### [Required work]
The records below are to be quoted in full; please keep every word exact.

** START Record excerpts **

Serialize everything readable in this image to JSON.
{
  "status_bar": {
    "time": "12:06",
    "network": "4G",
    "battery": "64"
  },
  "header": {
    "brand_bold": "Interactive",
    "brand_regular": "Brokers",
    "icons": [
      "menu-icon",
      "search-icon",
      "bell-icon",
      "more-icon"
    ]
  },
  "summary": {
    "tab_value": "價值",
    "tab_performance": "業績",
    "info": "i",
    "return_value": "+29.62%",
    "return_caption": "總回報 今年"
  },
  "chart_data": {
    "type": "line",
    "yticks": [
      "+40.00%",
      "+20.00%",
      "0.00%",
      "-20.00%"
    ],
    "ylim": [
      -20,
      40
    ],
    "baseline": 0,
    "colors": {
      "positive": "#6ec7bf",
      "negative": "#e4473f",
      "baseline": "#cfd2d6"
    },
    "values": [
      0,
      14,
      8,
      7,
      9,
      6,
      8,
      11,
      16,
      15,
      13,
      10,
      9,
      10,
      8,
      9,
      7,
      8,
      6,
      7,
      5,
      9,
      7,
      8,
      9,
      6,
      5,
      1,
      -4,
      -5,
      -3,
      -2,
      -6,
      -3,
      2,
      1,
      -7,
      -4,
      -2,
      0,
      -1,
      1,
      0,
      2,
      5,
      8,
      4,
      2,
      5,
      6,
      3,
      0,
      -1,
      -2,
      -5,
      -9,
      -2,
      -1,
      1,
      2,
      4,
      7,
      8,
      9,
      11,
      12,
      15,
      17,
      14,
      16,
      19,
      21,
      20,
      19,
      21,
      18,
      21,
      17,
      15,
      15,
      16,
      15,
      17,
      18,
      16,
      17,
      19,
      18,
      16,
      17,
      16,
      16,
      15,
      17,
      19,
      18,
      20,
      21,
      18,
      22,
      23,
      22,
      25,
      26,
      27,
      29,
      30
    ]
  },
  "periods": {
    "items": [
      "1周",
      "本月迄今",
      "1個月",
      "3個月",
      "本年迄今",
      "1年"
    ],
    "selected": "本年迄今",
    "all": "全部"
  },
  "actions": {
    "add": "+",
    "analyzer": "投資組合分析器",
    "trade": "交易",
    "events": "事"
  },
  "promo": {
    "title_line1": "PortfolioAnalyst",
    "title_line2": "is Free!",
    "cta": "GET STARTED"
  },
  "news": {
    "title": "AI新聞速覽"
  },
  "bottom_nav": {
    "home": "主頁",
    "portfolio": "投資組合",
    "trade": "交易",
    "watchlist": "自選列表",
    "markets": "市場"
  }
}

** END Record excerpts **

### [Reply to the task]
Serialize everything readable in this image to JSON.
{
  "status_bar": {
    "time": "12:06",
    "network": "4G",
    "battery": "64"
  },
  "header": {
    "brand_bold": "Interactive",
    "brand_regular": "Brokers",
    "icons": [
      "menu-icon",
      "search-icon",
      "bell-icon",
      "more-icon"
    ]
  },
  "summary": {
    "tab_value": "價值",
    "tab_performance": "業績",
    "info": "i",
    "return_value": "+29.62%",
    "return_caption": "總回報 今年"
  },
  "chart_data": {
    "type": "line",
    "yticks": [
      "+40.00%",
      "+20.00%",
      "0.00%",
      "-20.00%"
    ],
    "ylim": [
      -20,
      40
    ],
    "baseline": 0,
    "colors": {
      "positive": "#6ec7bf",
      "negative": "#e4473f",
      "baseline": "#cfd2d6"
    },
    "values": [
      0,
      14,
      8,
      7,
      9,
      6,
      8,
      11,
      16,
      15,
      13,
      10,
      9,
      10,
      8,
      9,
      7,
      8,
      6,
      7,
      5,
      9,
      7,
      8,
      9,
      6,
      5,
      1,
      -4,
      -5,
      -3,
      -2,
      -6,
      -3,
      2,
      1,
      -7,
      -4,
      -2,
      0,
      -1,
      1,
      0,
      2,
      5,
      8,
      4,
      2,
      5,
      6,
      3,
      0,
      -1,
      -2,
      -5,
      -9,
      -2,
      -1,
      1,
      2,
      4,
      7,
      8,
      9,
      11,
      12,
      15,
      17,
      14,
      16,
      19,
      21,
      20,
      19,
      21,
      18,
      21,
      17,
      15,
      15,
      16,
      15,
      17,
      18,
      16,
      17,
      19,
      18,
      16,
      17,
      16,
      16,
      15,
      17,
      19,
      18,
      20,
      21,
      18,
      22,
      23,
      22,
      25,
      26,
      27,
      29,
      30
    ]
  },
  "periods": {
    "items": [
      "1周",
      "本月迄今",
      "1個月",
      "3個月",
      "本年迄今",
      "1年"
    ],
    "selected": "本年迄今",
    "all": "全部"
  },
  "actions": {
    "add": "+",
    "analyzer": "投資組合分析器",
    "trade": "交易",
    "events": "事"
  },
  "promo": {
    "title_line1": "PortfolioAnalyst",
    "title_line2": "is Free!",
    "cta": "GET STARTED"
  },
  "news": {
    "title": "AI新聞速覽"
  },
  "bottom_nav": {
    "home": "主頁",
    "portfolio": "投資組合",
    "trade": "交易",
    "watchlist": "自選列表",
    "markets": "市場"
  }
}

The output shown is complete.